> **SOURCE EXCERPT**
··········
# Mounting Skil 1810 Router in Table



## fstellab (Oct 12, 2012)

Folks,

I purchased a Wolfcraft 490 table (very nice). I mounted my Skil 1810 as per instructions, switched the base plate to the Wolfcraft Plate, all went well.

Until I tried to raise the bit, it did not come high enough to use. I cranked the adjustment knob all the way, but only the tip made it to the table top.

The Bit was a Roybi 1/2" roundover. Do different bits have different shaft lengths ?

Can anyone help ?

-Fred


----------



## jschaben (Jun 21, 2009)

fstellab said:


> Folks,
> 
> I purchased a Wolfcraft 490 table (very nice). I mounted my Skil 1810 as per instructions, switched the base plate to the Wolfcraft Plate, all went well.
> 
> ...


I've only seen the wolfcraft table. Looked pretty decent for a benchtop. Did you remove the plastic sub base plate from the bottom of the Skil? That would give an extra 1/4" or so. Is the 1810 a plunge router? If so make sure the step turret and stop rod are not stopping the plunge. About all I can think of on short notice. Good Luck


----------



## thomas1389 (Jan 4, 2012)
··········
> **WRITTEN TASK A**
Render the records as a Markdown table with columns n and Line, one row per line and no blank lines, beginning at the line that contains "97, 454, 99]" and stopping after the line that contains "111, 34, 115]".
The records have nothing to do with the router thread.
··········
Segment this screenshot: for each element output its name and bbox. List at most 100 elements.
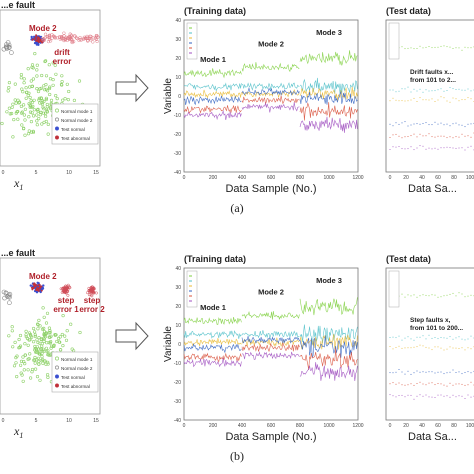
test-point	[452, 97, 454, 99]
scatter-xlabel-sub: 1	[19, 431, 23, 440]
test-point	[449, 136, 451, 138]
normal-mode1-point	[37, 96, 42, 100]
normal-mode1-point	[44, 74, 49, 78]
normal-mode1-point	[49, 346, 53, 350]
normal-mode1-point	[31, 340, 36, 344]
test-point	[455, 396, 457, 398]
test-point	[395, 383, 397, 385]
normal-mode1-point	[24, 96, 28, 100]
training-series-line	[241, 62, 300, 73]
normal-mode1-point	[35, 63, 39, 67]
test-xtick: 40	[419, 175, 425, 181]
test-abnormal-point	[33, 282, 36, 285]
training-xtick: 1200	[352, 423, 363, 429]
normal-mode1-point	[16, 98, 20, 102]
training-series-line	[183, 110, 242, 121]
drift-label: drift	[54, 48, 70, 57]
test-point	[449, 336, 451, 338]
normal-mode1-point	[61, 98, 65, 102]
test-point	[437, 135, 439, 137]
test-xtick: 20	[403, 423, 409, 429]
normal-mode1-point	[21, 355, 25, 359]
test-point	[461, 395, 463, 397]
test-point	[464, 296, 466, 298]
test-point	[398, 100, 400, 102]
test-point	[407, 125, 409, 127]
test-point	[416, 90, 418, 92]
drift-point	[68, 32, 72, 36]
test-point	[407, 347, 409, 349]
test-point	[422, 47, 424, 49]
normal-mode2-point	[7, 294, 12, 300]
training-series-line	[299, 362, 358, 382]
test-point	[437, 148, 439, 150]
test-point	[389, 394, 391, 396]
normal-mode2-point	[6, 42, 12, 48]
test-point	[470, 348, 472, 350]
test-point	[413, 339, 415, 341]
normal-mode1-point	[33, 355, 37, 360]
legend-marker	[55, 365, 59, 370]
test-point	[413, 294, 415, 296]
training-xtick: 600	[267, 423, 276, 429]
test-abnormal-point	[35, 35, 38, 37]
normal-mode1-point	[0, 121, 4, 126]
test-point	[434, 46, 436, 48]
normal-mode1-point	[63, 97, 67, 101]
normal-mode1-point	[42, 339, 46, 344]
test-point	[407, 136, 409, 137]
legend-marker	[55, 374, 59, 379]
legend-marker	[55, 126, 59, 131]
normal-mode1-point	[35, 338, 39, 342]
test-point	[467, 347, 469, 349]
test-point	[452, 48, 454, 49]
test-point	[458, 336, 460, 338]
normal-mode1-point	[32, 358, 36, 362]
normal-mode1-point	[24, 329, 28, 334]
normal-mode1-point	[30, 111, 34, 115]
test-point	[407, 370, 409, 372]
normal-mode1-point	[47, 326, 52, 330]
test-abnormal-point	[38, 284, 41, 287]
normal-mode1-point	[51, 77, 55, 82]
test-point	[410, 338, 412, 340]
normal-mode1-point	[42, 326, 46, 331]
test-point	[413, 398, 415, 400]
training-ytick: 20	[175, 304, 181, 310]
test-point	[443, 395, 445, 397]
normal-mode1-point	[28, 352, 32, 356]
normal-mode1-point	[33, 361, 37, 365]
test-point	[392, 97, 394, 99]
normal-mode1-point	[13, 98, 17, 102]
test-point	[464, 89, 466, 91]
training-series-line	[299, 348, 358, 371]
drift-point	[43, 32, 48, 36]
test-point	[425, 122, 427, 124]
normal-mode1-point	[35, 68, 39, 72]
test-point	[443, 45, 445, 47]
test-point	[410, 373, 412, 375]
test-point	[404, 347, 406, 349]
normal-mode1-point	[33, 333, 37, 337]
normal-mode1-point	[33, 367, 38, 371]
normal-mode1-point	[36, 323, 40, 327]
test-point	[446, 123, 448, 125]
test-xtick: 60	[435, 175, 441, 181]
test-point	[428, 46, 430, 47]
training-series-line	[183, 104, 242, 114]
test-abnormal-point	[35, 284, 38, 287]
normal-mode1-point	[40, 344, 44, 348]
drift-point	[74, 36, 78, 40]
training-ytick: 0	[178, 342, 181, 348]
test-point	[446, 395, 448, 397]
test-point	[434, 346, 436, 348]
training-series-line	[183, 352, 242, 363]
normal-mode1-point	[39, 110, 43, 115]
normal-mode1-point	[28, 105, 32, 109]
step-point	[92, 287, 96, 291]
training-ytick: -10	[174, 113, 181, 119]
drift-point	[63, 37, 67, 42]
normal-mode1-point	[31, 326, 36, 331]
test-point	[404, 121, 406, 123]
test-point	[440, 147, 442, 149]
··········
> **WRITTEN TASK B**
Rewrite the router thread starting at the words "Until I tried" and ending after "(Jun 21, 2009)", with "adjustment knob" changed to "height crank".

> **WRITTEN ANSWER A**
| n | Line |
|---|---|
| 1 | test-point	[452, 97, 454, 99] |
| 2 | scatter-xlabel-sub: 1	[19, 431, 23, 440] |
| 3 | test-point	[449, 136, 451, 138] |
| 4 | normal-mode1-point	[37, 96, 42, 100] |
| 5 | normal-mode1-point	[44, 74, 49, 78] |
| 6 | normal-mode1-point	[49, 346, 53, 350] |
| 7 | normal-mode1-point	[31, 340, 36, 344] |
| 8 | test-point	[455, 396, 457, 398] |
| 9 | test-point	[395, 383, 397, 385] |
| 10 | normal-mode1-point	[24, 96, 28, 100] |
| 11 | training-series-line	[241, 62, 300, 73] |
| 12 | normal-mode1-point	[35, 63, 39, 67] |
| 13 | test-xtick: 40	[419, 175, 425, 181] |
| 14 | test-abnormal-point	[33, 282, 36, 285] |
| 15 | training-xtick: 1200	[352, 423, 363, 429] |
| 16 | normal-mode1-point	[16, 98, 20, 102] |
| 17 | training-series-line	[183, 110, 242, 121] |
| 18 | drift-label: drift	[54, 48, 70, 57] |
| 19 | test-point	[449, 336, 451, 338] |
| 20 | normal-mode1-point	[61, 98, 65, 102] |
| 21 | test-point	[437, 135, 439, 137] |
| 22 | test-xtick: 20	[403, 423, 409, 429] |
| 23 | normal-mode1-point	[21, 355, 25, 359] |
| 24 | test-point	[461, 395, 463, 397] |
| 25 | test-point	[464, 296, 466, 298] |
| 26 | test-point	[398, 100, 400, 102] |
| 27 | test-point	[407, 125, 409, 127] |
| 28 | test-point	[416, 90, 418, 92] |
| 29 | drift-point	[68, 32, 72, 36] |
| 30 | test-point	[407, 347, 409, 349] |
| 31 | test-point	[422, 47, 424, 49] |
| 32 | normal-mode2-point	[7, 294, 12, 300] |
| 33 | training-series-line	[299, 362, 358, 382] |
| 34 | test-point	[437, 148, 439, 150] |
| 35 | test-point	[389, 394, 391, 396] |
| 36 | normal-mode2-point	[6, 42, 12, 48] |
| 37 | test-point	[470, 348, 472, 350] |
| 38 | test-point	[413, 339, 415, 341] |
| 39 | normal-mode1-point	[33, 355, 37, 360] |
| 40 | legend-marker	[55, 365, 59, 370] |
| 41 | test-point	[413, 294, 415, 296] |
| 42 | training-xtick: 600	[267, 423, 276, 429] |
| 43 | test-abnormal-point	[35, 35, 38, 37] |
| 44 | normal-mode1-point	[0, 121, 4, 126] |
| 45 | test-point	[434, 46, 436, 48] |
| 46 | normal-mode1-point	[63, 97, 67, 101] |
| 47 | normal-mode1-point	[42, 339, 46, 344] |
| 48 | test-point	[407, 136, 409, 137] |
| 49 | legend-marker	[55, 374, 59, 379] |
| 50 | legend-marker	[55, 126, 59, 131] |
| 51 | normal-mode1-point	[35, 338, 39, 342] |
| 52 | test-point	[467, 347, 469, 349] |
| 53 | test-point	[452, 48, 454, 49] |
| 54 | test-point	[458, 336, 460, 338] |
| 55 | normal-mode1-point	[32, 358, 36, 362] |
| 56 | normal-mode1-point	[24, 329, 28, 334] |
| 57 | normal-mode1-point	[30, 111, 34, 115] |

> **WRITTEN ANSWER B**
Until I tried to raise the bit, it did not come high enough to use. I cranked the height crank all the way, but only the tip made it to the table top.

The Bit was a Roybi 1/2" roundover. Do different bits have different shaft lengths ?

Can anyone help ?

-Fred


----------



## jschaben (Jun 21, 2009)